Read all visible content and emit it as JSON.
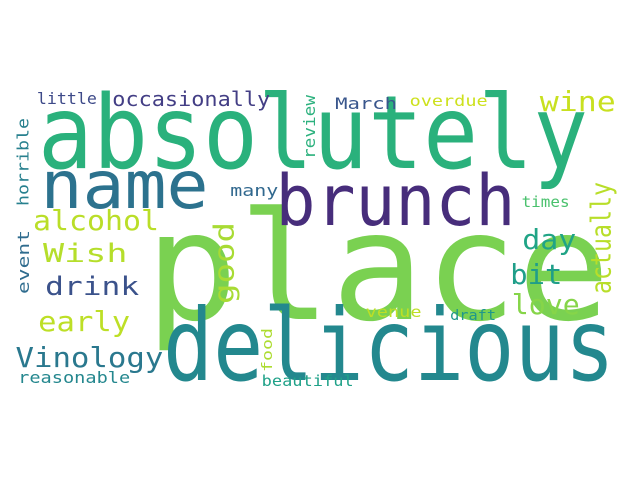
{
  "words": [
    {
      "text": "absolutely",
      "color": "#2ab17c"
    },
    {
      "text": "place",
      "color": "#7ad151"
    },
    {
      "text": "delicious",
      "color": "#23888e"
    },
    {
      "text": "brunch",
      "color": "#472d7b"
    },
    {
      "text": "name",
      "color": "#2c728e"
    },
    {
      "text": "alcohol",
      "color": "#bade28"
    },
    {
      "text": "Wish",
      "color": "#b5de2b"
    },
    {
      "text": "drink",
      "color": "#3b528b"
    },
    {
      "text": "early",
      "color": "#bddf26"
    },
    {
      "text": "Vinology",
      "color": "#2a788e"
    },
    {
      "text": "occasionally",
      "color": "#433e85"
    },
    {
      "text": "wine",
      "color": "#c8e020"
    },
    {
      "text": "actually",
      "color": "#b8de29"
    },
    {
      "text": "day",
      "color": "#20a486"
    },
    {
      "text": "bit",
      "color": "#1f9e89"
    },
    {
      "text": "love",
      "color": "#86d549"
    },
    {
      "text": "good",
      "color": "#a8db34"
    },
    {
      "text": "little",
      "color": "#3e4a89"
    },
    {
      "text": "horrible",
      "color": "#27808e"
    },
    {
      "text": "event",
      "color": "#2f6c8e"
    },
    {
      "text": "review",
      "color": "#2cb17e"
    },
    {
      "text": "March",
      "color": "#39568c"
    },
    {
      "text": "overdue",
      "color": "#cde11d"
    },
    {
      "text": "many",
      "color": "#31688e"
    },
    {
      "text": "times",
      "color": "#4ac16d"
    },
    {
      "text": "food",
      "color": "#addc30"
    },
    {
      "text": "venue",
      "color": "#bddf26"
    },
    {
      "text": "draft",
      "color": "#1f978b"
    },
    {
      "text": "reasonable",
      "color": "#24878e"
    },
    {
      "text": "beautiful",
      "color": "#1fa188"
    }
  ]
}
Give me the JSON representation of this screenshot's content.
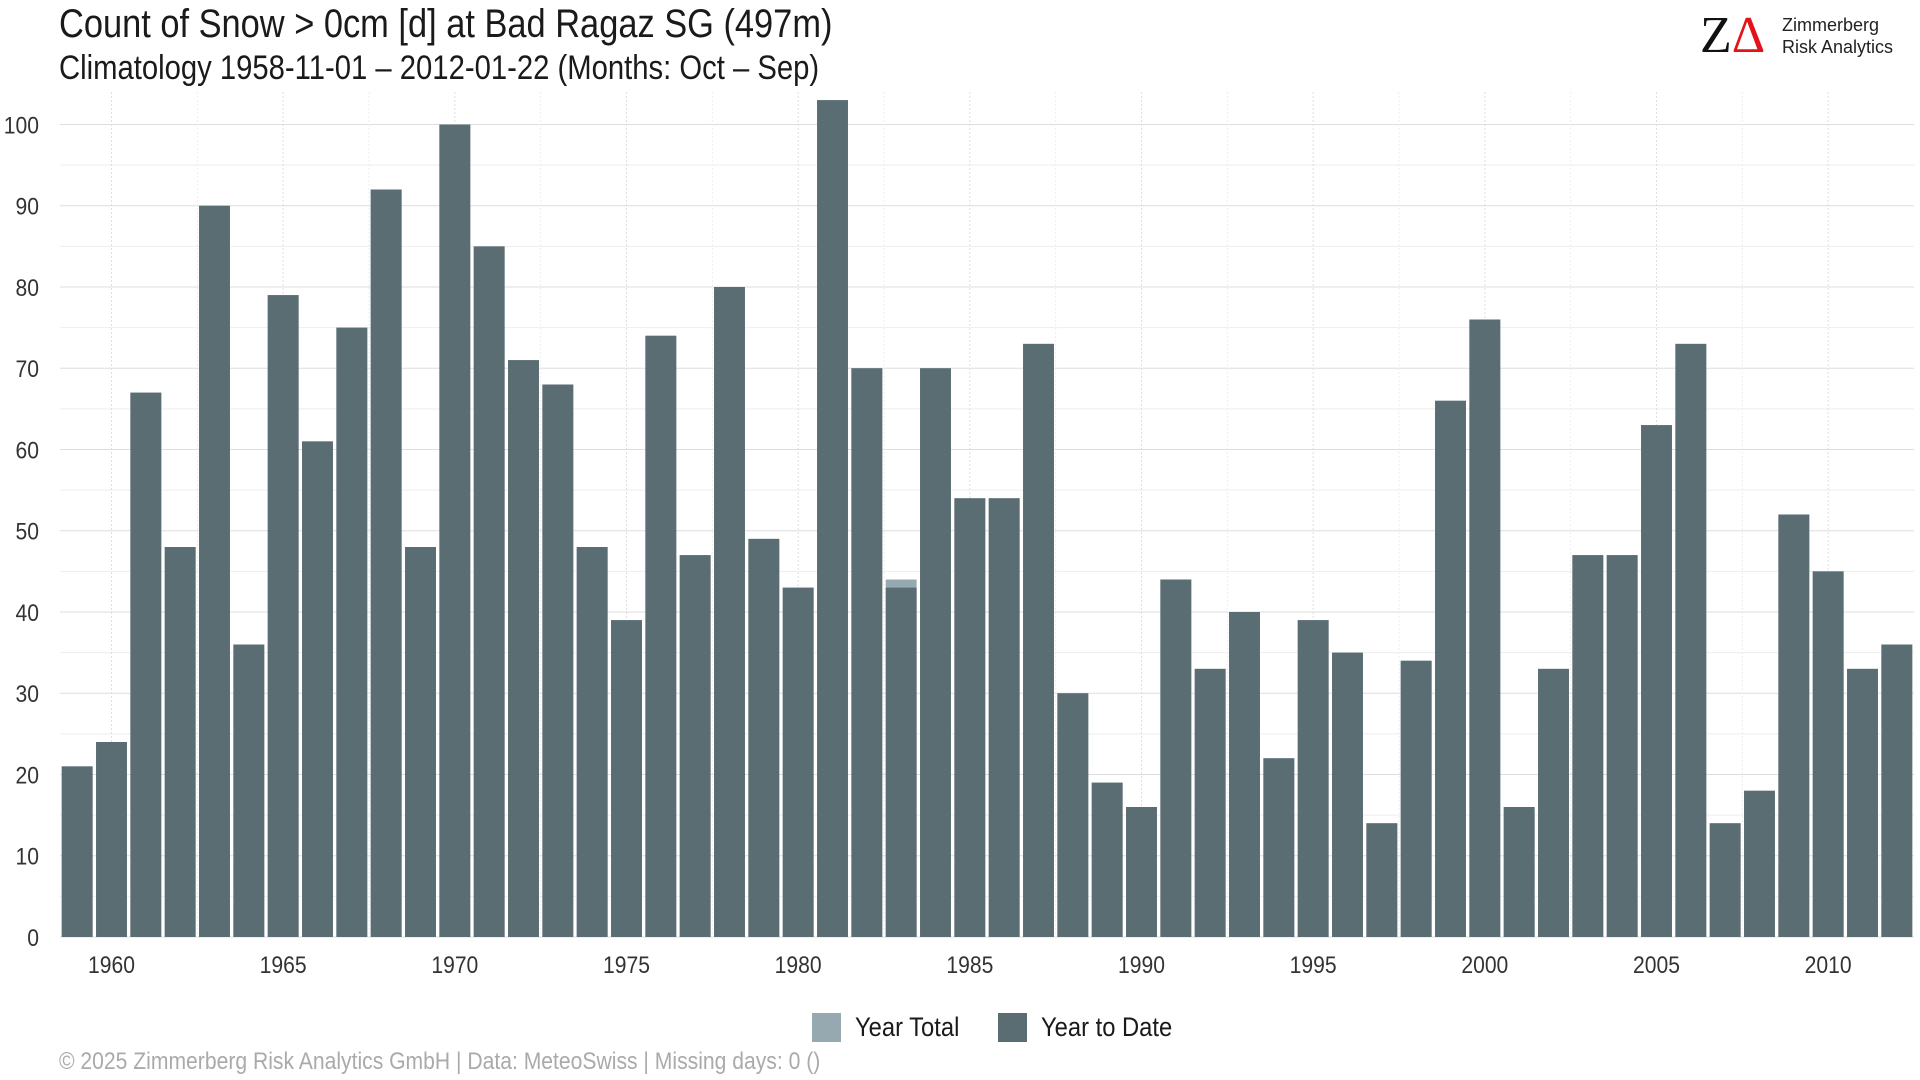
{
  "header": {
    "title": "Count of Snow > 0cm [d] at Bad Ragaz  SG (497m)",
    "subtitle": "Climatology 1958-11-01 – 2012-01-22 (Months: Oct – Sep)"
  },
  "logo": {
    "mark": "Z",
    "mark_delta": "Δ",
    "line1": "Zimmerberg",
    "line2": "Risk Analytics"
  },
  "footer": {
    "text": "©  2025 Zimmerberg Risk Analytics GmbH | Data: MeteoSwiss | Missing days: 0 ()"
  },
  "chart_data": {
    "type": "bar",
    "x": [
      1959,
      1960,
      1961,
      1962,
      1963,
      1964,
      1965,
      1966,
      1967,
      1968,
      1969,
      1970,
      1971,
      1972,
      1973,
      1974,
      1975,
      1976,
      1977,
      1978,
      1979,
      1980,
      1981,
      1982,
      1983,
      1984,
      1985,
      1986,
      1987,
      1988,
      1989,
      1990,
      1991,
      1992,
      1993,
      1994,
      1995,
      1996,
      1997,
      1998,
      1999,
      2000,
      2001,
      2002,
      2003,
      2004,
      2005,
      2006,
      2007,
      2008,
      2009,
      2010,
      2011,
      2012
    ],
    "series": [
      {
        "name": "Year Total",
        "color": "#97a9b0",
        "values": [
          21,
          24,
          67,
          48,
          90,
          36,
          79,
          61,
          75,
          92,
          48,
          100,
          85,
          71,
          68,
          48,
          39,
          74,
          47,
          80,
          49,
          43,
          103,
          70,
          44,
          70,
          54,
          54,
          73,
          30,
          19,
          16,
          44,
          33,
          40,
          22,
          39,
          35,
          14,
          34,
          66,
          76,
          16,
          33,
          47,
          47,
          63,
          73,
          14,
          18,
          52,
          45,
          33,
          36
        ]
      },
      {
        "name": "Year to Date",
        "color": "#5a6d73",
        "values": [
          21,
          24,
          67,
          48,
          90,
          36,
          79,
          61,
          75,
          92,
          48,
          100,
          85,
          71,
          68,
          48,
          39,
          74,
          47,
          80,
          49,
          43,
          103,
          70,
          43,
          70,
          54,
          54,
          73,
          30,
          19,
          16,
          44,
          33,
          40,
          22,
          39,
          35,
          14,
          34,
          66,
          76,
          16,
          33,
          47,
          47,
          63,
          73,
          14,
          18,
          52,
          45,
          33,
          36
        ]
      }
    ],
    "x_ticks": [
      1960,
      1965,
      1970,
      1975,
      1980,
      1985,
      1990,
      1995,
      2000,
      2005,
      2010
    ],
    "y_ticks": [
      0,
      10,
      20,
      30,
      40,
      50,
      60,
      70,
      80,
      90,
      100
    ],
    "xlim": [
      1958.5,
      2012.5
    ],
    "ylim": [
      0,
      104
    ],
    "grid": true,
    "legend_position": "bottom"
  }
}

THE TASK> From the data above, copy out every line with the string "Risk" in it.

RESULT FOR THIS EXERCISE>
    "line2": "Risk Analytics"
    "text": "©  2025 Zimmerberg Risk Analytics GmbH | Data: MeteoSwiss | Missing days: 0 ()"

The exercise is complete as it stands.